(Figure contents as structured data)
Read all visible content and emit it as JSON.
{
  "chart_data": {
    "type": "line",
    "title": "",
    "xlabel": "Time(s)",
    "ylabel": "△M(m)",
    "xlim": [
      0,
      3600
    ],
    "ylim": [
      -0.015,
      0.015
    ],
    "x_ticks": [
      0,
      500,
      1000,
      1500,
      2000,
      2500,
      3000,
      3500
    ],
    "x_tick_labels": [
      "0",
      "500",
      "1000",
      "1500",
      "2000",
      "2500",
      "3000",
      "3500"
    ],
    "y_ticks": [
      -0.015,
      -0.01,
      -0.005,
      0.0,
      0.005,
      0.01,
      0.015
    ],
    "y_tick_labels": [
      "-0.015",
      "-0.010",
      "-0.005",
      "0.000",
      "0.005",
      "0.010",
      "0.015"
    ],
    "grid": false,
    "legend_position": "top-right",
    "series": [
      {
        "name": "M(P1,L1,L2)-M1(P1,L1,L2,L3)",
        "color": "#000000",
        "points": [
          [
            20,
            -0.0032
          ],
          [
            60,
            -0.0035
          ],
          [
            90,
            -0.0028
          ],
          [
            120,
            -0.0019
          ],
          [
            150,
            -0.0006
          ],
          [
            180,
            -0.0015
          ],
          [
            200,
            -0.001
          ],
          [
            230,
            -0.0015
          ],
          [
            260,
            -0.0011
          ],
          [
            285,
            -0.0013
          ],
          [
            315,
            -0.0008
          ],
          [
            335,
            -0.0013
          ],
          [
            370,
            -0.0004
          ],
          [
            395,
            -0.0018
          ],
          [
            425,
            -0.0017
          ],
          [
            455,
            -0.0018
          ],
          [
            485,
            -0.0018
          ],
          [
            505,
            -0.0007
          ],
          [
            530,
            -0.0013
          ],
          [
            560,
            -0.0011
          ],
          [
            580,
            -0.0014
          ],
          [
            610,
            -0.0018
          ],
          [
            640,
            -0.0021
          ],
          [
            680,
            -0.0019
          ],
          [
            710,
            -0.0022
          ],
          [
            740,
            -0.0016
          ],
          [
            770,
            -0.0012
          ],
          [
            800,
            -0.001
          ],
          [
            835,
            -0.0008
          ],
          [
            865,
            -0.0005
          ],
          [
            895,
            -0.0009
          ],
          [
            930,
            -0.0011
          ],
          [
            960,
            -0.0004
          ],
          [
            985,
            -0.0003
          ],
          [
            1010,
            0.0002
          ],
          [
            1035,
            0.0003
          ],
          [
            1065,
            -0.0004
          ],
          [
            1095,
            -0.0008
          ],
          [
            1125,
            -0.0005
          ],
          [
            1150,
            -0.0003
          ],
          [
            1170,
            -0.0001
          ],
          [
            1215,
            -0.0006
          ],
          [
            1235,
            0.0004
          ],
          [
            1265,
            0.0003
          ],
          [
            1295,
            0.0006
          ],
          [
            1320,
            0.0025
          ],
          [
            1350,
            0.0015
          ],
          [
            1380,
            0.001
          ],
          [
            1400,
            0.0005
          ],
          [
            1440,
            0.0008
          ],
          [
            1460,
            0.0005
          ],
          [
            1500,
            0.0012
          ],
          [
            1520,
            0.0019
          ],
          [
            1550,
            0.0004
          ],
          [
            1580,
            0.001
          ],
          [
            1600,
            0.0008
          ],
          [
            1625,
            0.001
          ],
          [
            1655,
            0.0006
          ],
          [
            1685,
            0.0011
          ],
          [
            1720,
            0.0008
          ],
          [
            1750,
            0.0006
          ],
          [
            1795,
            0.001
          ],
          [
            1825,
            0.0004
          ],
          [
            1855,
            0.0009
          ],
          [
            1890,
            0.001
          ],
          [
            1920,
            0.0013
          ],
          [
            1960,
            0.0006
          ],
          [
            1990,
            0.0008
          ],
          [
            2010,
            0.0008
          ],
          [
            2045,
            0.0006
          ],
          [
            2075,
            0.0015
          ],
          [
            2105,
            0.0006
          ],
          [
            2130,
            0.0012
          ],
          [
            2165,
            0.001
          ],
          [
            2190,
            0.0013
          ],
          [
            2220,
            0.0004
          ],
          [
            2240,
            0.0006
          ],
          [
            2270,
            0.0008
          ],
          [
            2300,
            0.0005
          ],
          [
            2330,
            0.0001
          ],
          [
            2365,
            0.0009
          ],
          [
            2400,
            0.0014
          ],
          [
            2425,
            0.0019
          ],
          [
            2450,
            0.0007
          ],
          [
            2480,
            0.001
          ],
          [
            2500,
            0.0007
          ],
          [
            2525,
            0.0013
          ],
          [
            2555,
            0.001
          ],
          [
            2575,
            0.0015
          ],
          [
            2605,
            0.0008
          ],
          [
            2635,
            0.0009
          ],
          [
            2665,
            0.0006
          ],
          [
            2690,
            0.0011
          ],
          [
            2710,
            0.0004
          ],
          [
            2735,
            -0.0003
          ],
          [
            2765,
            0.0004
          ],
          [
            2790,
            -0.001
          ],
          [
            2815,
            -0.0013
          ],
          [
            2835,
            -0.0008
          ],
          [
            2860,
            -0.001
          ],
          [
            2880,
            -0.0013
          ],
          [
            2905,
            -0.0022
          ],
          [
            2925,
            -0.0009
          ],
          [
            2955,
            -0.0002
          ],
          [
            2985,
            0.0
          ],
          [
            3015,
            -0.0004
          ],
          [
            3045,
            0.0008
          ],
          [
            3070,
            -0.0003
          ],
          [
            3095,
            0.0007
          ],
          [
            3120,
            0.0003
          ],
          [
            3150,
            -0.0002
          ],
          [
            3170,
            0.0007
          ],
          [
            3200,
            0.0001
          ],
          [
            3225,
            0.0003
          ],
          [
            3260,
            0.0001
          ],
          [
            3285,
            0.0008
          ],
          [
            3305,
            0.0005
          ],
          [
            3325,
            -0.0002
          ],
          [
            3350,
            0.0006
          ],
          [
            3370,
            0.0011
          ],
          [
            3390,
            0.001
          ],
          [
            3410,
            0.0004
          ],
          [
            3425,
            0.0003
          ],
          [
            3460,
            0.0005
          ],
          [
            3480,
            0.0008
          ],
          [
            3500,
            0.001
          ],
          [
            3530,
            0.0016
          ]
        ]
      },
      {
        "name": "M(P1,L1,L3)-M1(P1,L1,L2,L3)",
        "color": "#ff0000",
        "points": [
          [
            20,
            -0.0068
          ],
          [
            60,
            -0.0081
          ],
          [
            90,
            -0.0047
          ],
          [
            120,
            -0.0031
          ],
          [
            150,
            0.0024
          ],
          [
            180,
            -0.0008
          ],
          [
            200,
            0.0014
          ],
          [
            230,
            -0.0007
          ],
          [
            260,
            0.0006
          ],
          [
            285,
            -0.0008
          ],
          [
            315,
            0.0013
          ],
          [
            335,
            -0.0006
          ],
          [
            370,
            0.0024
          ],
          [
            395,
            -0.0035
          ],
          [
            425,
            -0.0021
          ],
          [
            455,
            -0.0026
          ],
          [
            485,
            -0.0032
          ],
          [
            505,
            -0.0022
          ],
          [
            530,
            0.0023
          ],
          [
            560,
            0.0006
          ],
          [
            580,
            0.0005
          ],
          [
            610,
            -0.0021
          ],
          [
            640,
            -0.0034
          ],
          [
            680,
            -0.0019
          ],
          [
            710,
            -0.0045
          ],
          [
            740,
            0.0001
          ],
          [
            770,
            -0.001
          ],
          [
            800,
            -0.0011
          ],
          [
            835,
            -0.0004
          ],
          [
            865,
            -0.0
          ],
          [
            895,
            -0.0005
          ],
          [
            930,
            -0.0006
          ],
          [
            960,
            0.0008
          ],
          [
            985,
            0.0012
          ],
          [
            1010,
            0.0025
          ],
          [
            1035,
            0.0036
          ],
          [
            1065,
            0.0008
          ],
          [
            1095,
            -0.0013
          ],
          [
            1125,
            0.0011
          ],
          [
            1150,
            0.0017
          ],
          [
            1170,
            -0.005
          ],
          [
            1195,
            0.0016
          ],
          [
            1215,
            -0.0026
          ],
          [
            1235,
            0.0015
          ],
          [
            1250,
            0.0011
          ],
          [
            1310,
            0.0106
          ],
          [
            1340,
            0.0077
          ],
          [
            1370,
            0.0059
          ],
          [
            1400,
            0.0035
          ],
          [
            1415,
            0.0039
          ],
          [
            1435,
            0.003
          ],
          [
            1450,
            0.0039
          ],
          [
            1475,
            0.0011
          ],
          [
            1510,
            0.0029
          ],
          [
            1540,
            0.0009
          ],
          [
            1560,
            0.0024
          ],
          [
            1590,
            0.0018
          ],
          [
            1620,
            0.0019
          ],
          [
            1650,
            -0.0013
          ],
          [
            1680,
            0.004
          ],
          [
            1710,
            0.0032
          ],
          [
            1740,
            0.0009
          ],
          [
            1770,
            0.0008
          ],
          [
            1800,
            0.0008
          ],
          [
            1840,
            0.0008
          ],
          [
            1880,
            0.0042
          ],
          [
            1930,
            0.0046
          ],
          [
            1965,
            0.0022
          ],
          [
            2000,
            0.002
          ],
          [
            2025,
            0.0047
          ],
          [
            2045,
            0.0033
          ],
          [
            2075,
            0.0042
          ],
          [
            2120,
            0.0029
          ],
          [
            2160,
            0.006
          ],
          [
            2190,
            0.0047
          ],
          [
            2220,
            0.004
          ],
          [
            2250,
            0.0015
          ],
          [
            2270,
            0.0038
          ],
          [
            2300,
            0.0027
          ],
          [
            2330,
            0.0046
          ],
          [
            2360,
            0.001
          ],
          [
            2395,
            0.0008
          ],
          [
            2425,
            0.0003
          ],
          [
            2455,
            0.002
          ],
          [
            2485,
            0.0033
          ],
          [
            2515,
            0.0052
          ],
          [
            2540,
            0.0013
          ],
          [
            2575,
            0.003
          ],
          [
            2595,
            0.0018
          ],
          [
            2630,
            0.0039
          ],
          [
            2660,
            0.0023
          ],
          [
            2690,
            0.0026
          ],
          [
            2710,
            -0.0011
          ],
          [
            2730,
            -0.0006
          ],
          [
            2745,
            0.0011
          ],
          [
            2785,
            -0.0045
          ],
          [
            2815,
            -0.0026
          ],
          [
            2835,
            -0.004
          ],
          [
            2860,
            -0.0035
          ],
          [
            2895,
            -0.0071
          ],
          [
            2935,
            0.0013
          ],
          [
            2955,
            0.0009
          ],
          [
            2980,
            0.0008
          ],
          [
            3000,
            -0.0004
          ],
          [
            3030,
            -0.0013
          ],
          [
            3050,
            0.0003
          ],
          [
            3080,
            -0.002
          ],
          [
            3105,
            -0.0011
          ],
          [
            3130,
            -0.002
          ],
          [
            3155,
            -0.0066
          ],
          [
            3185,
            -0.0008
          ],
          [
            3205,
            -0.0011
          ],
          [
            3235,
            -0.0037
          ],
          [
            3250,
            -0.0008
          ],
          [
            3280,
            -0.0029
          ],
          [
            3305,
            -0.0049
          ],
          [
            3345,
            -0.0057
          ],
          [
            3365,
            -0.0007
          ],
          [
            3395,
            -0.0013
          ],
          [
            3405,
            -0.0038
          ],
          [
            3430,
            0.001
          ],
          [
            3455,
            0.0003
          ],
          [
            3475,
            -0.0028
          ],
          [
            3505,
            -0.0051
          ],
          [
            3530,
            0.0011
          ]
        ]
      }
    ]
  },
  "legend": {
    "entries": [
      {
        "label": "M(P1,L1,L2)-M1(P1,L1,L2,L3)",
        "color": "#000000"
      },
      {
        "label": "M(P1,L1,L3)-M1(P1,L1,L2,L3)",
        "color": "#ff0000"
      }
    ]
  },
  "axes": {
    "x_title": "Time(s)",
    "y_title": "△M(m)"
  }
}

## Exercise brief
Tally the lines of the material above that contain the word "name" and report the total alone.

## Written solution
2